Leave every image behind and restate the data word for word.

───── EXERCISE DATA

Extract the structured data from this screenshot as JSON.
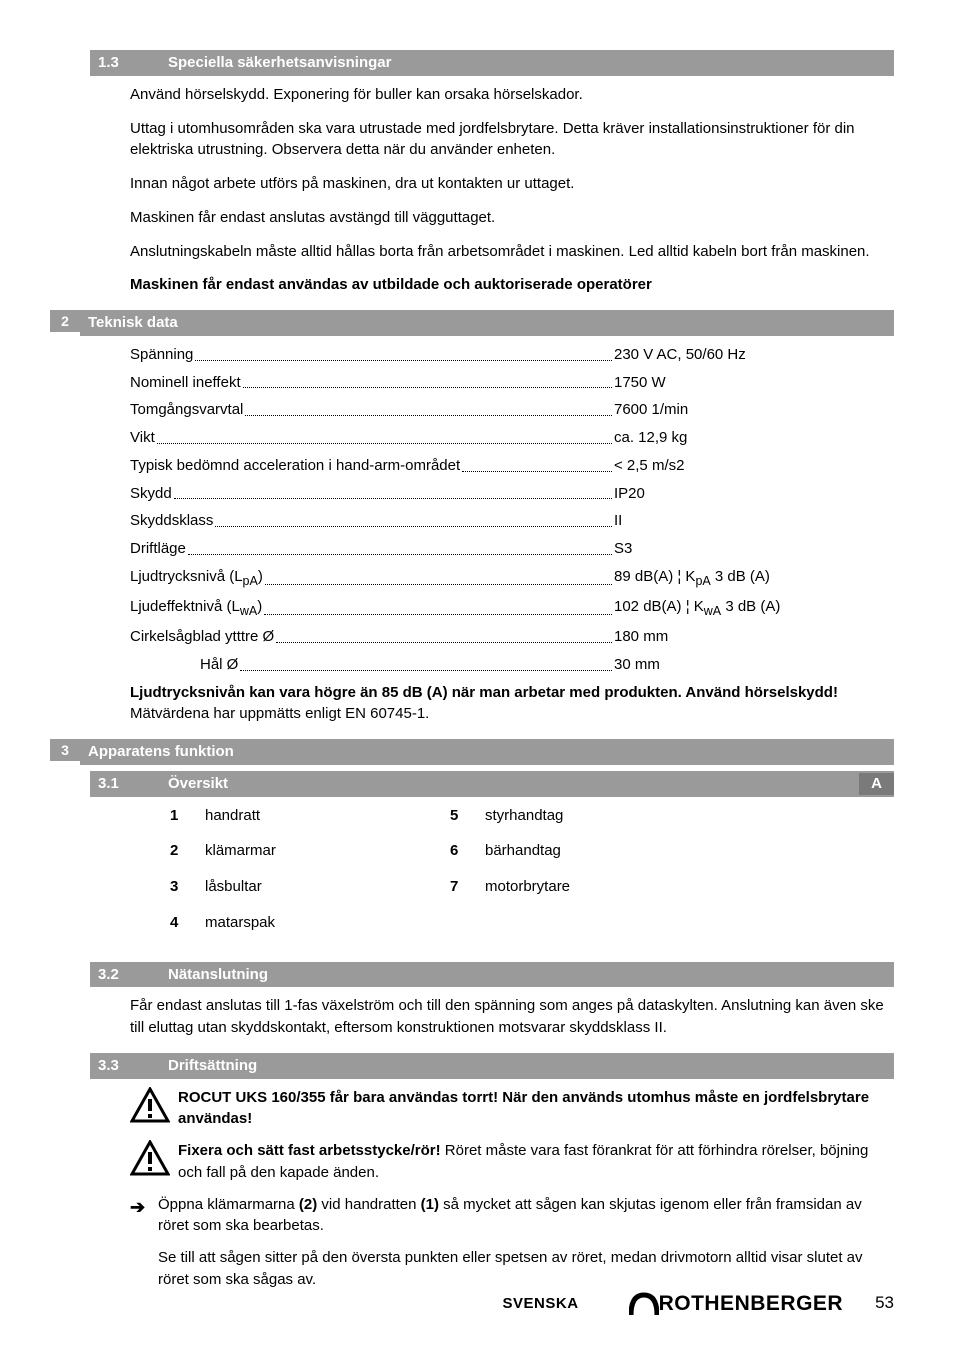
{
  "sec13": {
    "num": "1.3",
    "title": "Speciella säkerhetsanvisningar"
  },
  "p1": "Använd hörselskydd. Exponering för buller kan orsaka hörselskador.",
  "p2": "Uttag i utomhusområden ska vara utrustade med jordfelsbrytare. Detta kräver installationsinstruktioner för din elektriska utrustning. Observera detta när du använder enheten.",
  "p3": "Innan något arbete utförs på maskinen, dra ut kontakten ur uttaget.",
  "p4": "Maskinen får endast anslutas avstängd till vägguttaget.",
  "p5": "Anslutningskabeln måste alltid hållas borta från arbetsområdet i maskinen. Led alltid kabeln bort från maskinen.",
  "p6": "Maskinen får endast användas av utbildade och auktoriserade operatörer",
  "sec2": {
    "num": "2",
    "title": "Teknisk data"
  },
  "specs": [
    {
      "l": "Spänning",
      "v": "230 V AC, 50/60 Hz"
    },
    {
      "l": "Nominell ineffekt ",
      "v": "1750 W"
    },
    {
      "l": "Tomgångsvarvtal ",
      "v": "7600 1/min"
    },
    {
      "l": "Vikt",
      "v": "ca. 12,9 kg"
    },
    {
      "l": "Typisk bedömnd acceleration i hand-arm-området",
      "v": "< 2,5 m/s2"
    },
    {
      "l": "Skydd",
      "v": "IP20"
    },
    {
      "l": "Skyddsklass ",
      "v": "II"
    },
    {
      "l": "Driftläge",
      "v": "S3"
    }
  ],
  "spec_lp_pre": "Ljudtrycksnivå (L",
  "spec_lp_sub": "pA",
  "spec_lp_post": ") ",
  "spec_lp_v_a": " 89 dB(A) ¦ K",
  "spec_lp_v_b": " 3 dB (A)",
  "spec_lw_pre": "Ljudeffektnivå (L",
  "spec_lw_sub": "wA",
  "spec_lw_post": ") ",
  "spec_lw_v_a": "102 dB(A) ¦ K",
  "spec_lw_v_b": " 3 dB (A)",
  "spec_blade": {
    "l": "Cirkelsågblad ytttre Ø",
    "v": "180 mm"
  },
  "spec_hole": {
    "l": "Hål Ø ",
    "v": "30 mm"
  },
  "noise_bold": "Ljudtrycksnivån kan vara högre än 85 dB (A) när man arbetar med produkten. Använd hörselskydd!",
  "noise_tail": " Mätvärdena har uppmätts enligt EN 60745-1.",
  "sec3": {
    "num": "3",
    "title": "Apparatens funktion"
  },
  "sec31": {
    "num": "3.1",
    "title": "Översikt",
    "tag": "A"
  },
  "overview": {
    "left": [
      {
        "n": "1",
        "t": "handratt"
      },
      {
        "n": "2",
        "t": "klämarmar"
      },
      {
        "n": "3",
        "t": "låsbultar"
      },
      {
        "n": "4",
        "t": "matarspak"
      }
    ],
    "right": [
      {
        "n": "5",
        "t": "styrhandtag"
      },
      {
        "n": "6",
        "t": "bärhandtag"
      },
      {
        "n": "7",
        "t": "motorbrytare"
      }
    ]
  },
  "sec32": {
    "num": "3.2",
    "title": "Nätanslutning"
  },
  "p32": "Får endast anslutas till 1-fas växelström och till den spänning som anges på dataskylten. Anslutning kan även ske till eluttag utan skyddskontakt, eftersom konstruktionen motsvarar skyddsklass II.",
  "sec33": {
    "num": "3.3",
    "title": "Driftsättning"
  },
  "warn1": "ROCUT UKS 160/355 får bara användas torrt! När den används utomhus måste en jordfelsbrytare användas!",
  "warn2_b": "Fixera och sätt fast arbetsstycke/rör!",
  "warn2_t": " Röret måste vara fast förankrat för att förhindra rörelser, böjning och fall på den kapade änden.",
  "arr1_a": "Öppna klämarmarna ",
  "arr1_b": "(2)",
  "arr1_c": " vid handratten ",
  "arr1_d": "(1)",
  "arr1_e": " så mycket att sågen kan skjutas igenom eller från framsidan av röret som ska bearbetas.",
  "arr2": "Se till att sågen sitter på den översta punkten eller spetsen av röret, medan drivmotorn alltid visar slutet av röret som ska sågas av.",
  "footer": {
    "lang": "SVENSKA",
    "brand": "ROTHENBERGER",
    "page": "53"
  }
}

──────────

** RESULT OF THE TASK **
Extract the structured data from this screenshot as JSON.
{
  "sec13": {
    "num": "1.3",
    "title": "Speciella säkerhetsanvisningar"
  },
  "p1": "Använd hörselskydd. Exponering för buller kan orsaka hörselskador.",
  "p2": "Uttag i utomhusområden ska vara utrustade med jordfelsbrytare. Detta kräver installationsinstruktioner för din elektriska utrustning. Observera detta när du använder enheten.",
  "p3": "Innan något arbete utförs på maskinen, dra ut kontakten ur uttaget.",
  "p4": "Maskinen får endast anslutas avstängd till vägguttaget.",
  "p5": "Anslutningskabeln måste alltid hållas borta från arbetsområdet i maskinen. Led alltid kabeln bort från maskinen.",
  "p6": "Maskinen får endast användas av utbildade och auktoriserade operatörer",
  "sec2": {
    "num": "2",
    "title": "Teknisk data"
  },
  "specs": [
    {
      "l": "Spänning",
      "v": "230 V AC, 50/60 Hz"
    },
    {
      "l": "Nominell ineffekt ",
      "v": "1750 W"
    },
    {
      "l": "Tomgångsvarvtal ",
      "v": "7600 1/min"
    },
    {
      "l": "Vikt",
      "v": "ca. 12,9 kg"
    },
    {
      "l": "Typisk bedömnd acceleration i hand-arm-området",
      "v": "< 2,5 m/s2"
    },
    {
      "l": "Skydd",
      "v": "IP20"
    },
    {
      "l": "Skyddsklass ",
      "v": "II"
    },
    {
      "l": "Driftläge",
      "v": "S3"
    }
  ],
  "spec_lp_pre": "Ljudtrycksnivå (L",
  "spec_lp_sub": "pA",
  "spec_lp_post": ") ",
  "spec_lp_v_a": " 89 dB(A) ¦ K",
  "spec_lp_v_b": " 3 dB (A)",
  "spec_lw_pre": "Ljudeffektnivå (L",
  "spec_lw_sub": "wA",
  "spec_lw_post": ") ",
  "spec_lw_v_a": "102 dB(A) ¦ K",
  "spec_lw_v_b": " 3 dB (A)",
  "spec_blade": {
    "l": "Cirkelsågblad ytttre Ø",
    "v": "180 mm"
  },
  "spec_hole": {
    "l": "Hål Ø ",
    "v": "30 mm"
  },
  "noise_bold": "Ljudtrycksnivån kan vara högre än 85 dB (A) när man arbetar med produkten. Använd hörselskydd!",
  "noise_tail": " Mätvärdena har uppmätts enligt EN 60745-1.",
  "sec3": {
    "num": "3",
    "title": "Apparatens funktion"
  },
  "sec31": {
    "num": "3.1",
    "title": "Översikt",
    "tag": "A"
  },
  "overview": {
    "left": [
      {
        "n": "1",
        "t": "handratt"
      },
      {
        "n": "2",
        "t": "klämarmar"
      },
      {
        "n": "3",
        "t": "låsbultar"
      },
      {
        "n": "4",
        "t": "matarspak"
      }
    ],
    "right": [
      {
        "n": "5",
        "t": "styrhandtag"
      },
      {
        "n": "6",
        "t": "bärhandtag"
      },
      {
        "n": "7",
        "t": "motorbrytare"
      }
    ]
  },
  "sec32": {
    "num": "3.2",
    "title": "Nätanslutning"
  },
  "p32": "Får endast anslutas till 1-fas växelström och till den spänning som anges på dataskylten. Anslutning kan även ske till eluttag utan skyddskontakt, eftersom konstruktionen motsvarar skyddsklass II.",
  "sec33": {
    "num": "3.3",
    "title": "Driftsättning"
  },
  "warn1": "ROCUT UKS 160/355 får bara användas torrt! När den används utomhus måste en jordfelsbrytare användas!",
  "warn2_b": "Fixera och sätt fast arbetsstycke/rör!",
  "warn2_t": " Röret måste vara fast förankrat för att förhindra rörelser, böjning och fall på den kapade änden.",
  "arr1_a": "Öppna klämarmarna ",
  "arr1_b": "(2)",
  "arr1_c": " vid handratten ",
  "arr1_d": "(1)",
  "arr1_e": " så mycket att sågen kan skjutas igenom eller från framsidan av röret som ska bearbetas.",
  "arr2": "Se till att sågen sitter på den översta punkten eller spetsen av röret, medan drivmotorn alltid visar slutet av röret som ska sågas av.",
  "footer": {
    "lang": "SVENSKA",
    "brand": "ROTHENBERGER",
    "page": "53"
  }
}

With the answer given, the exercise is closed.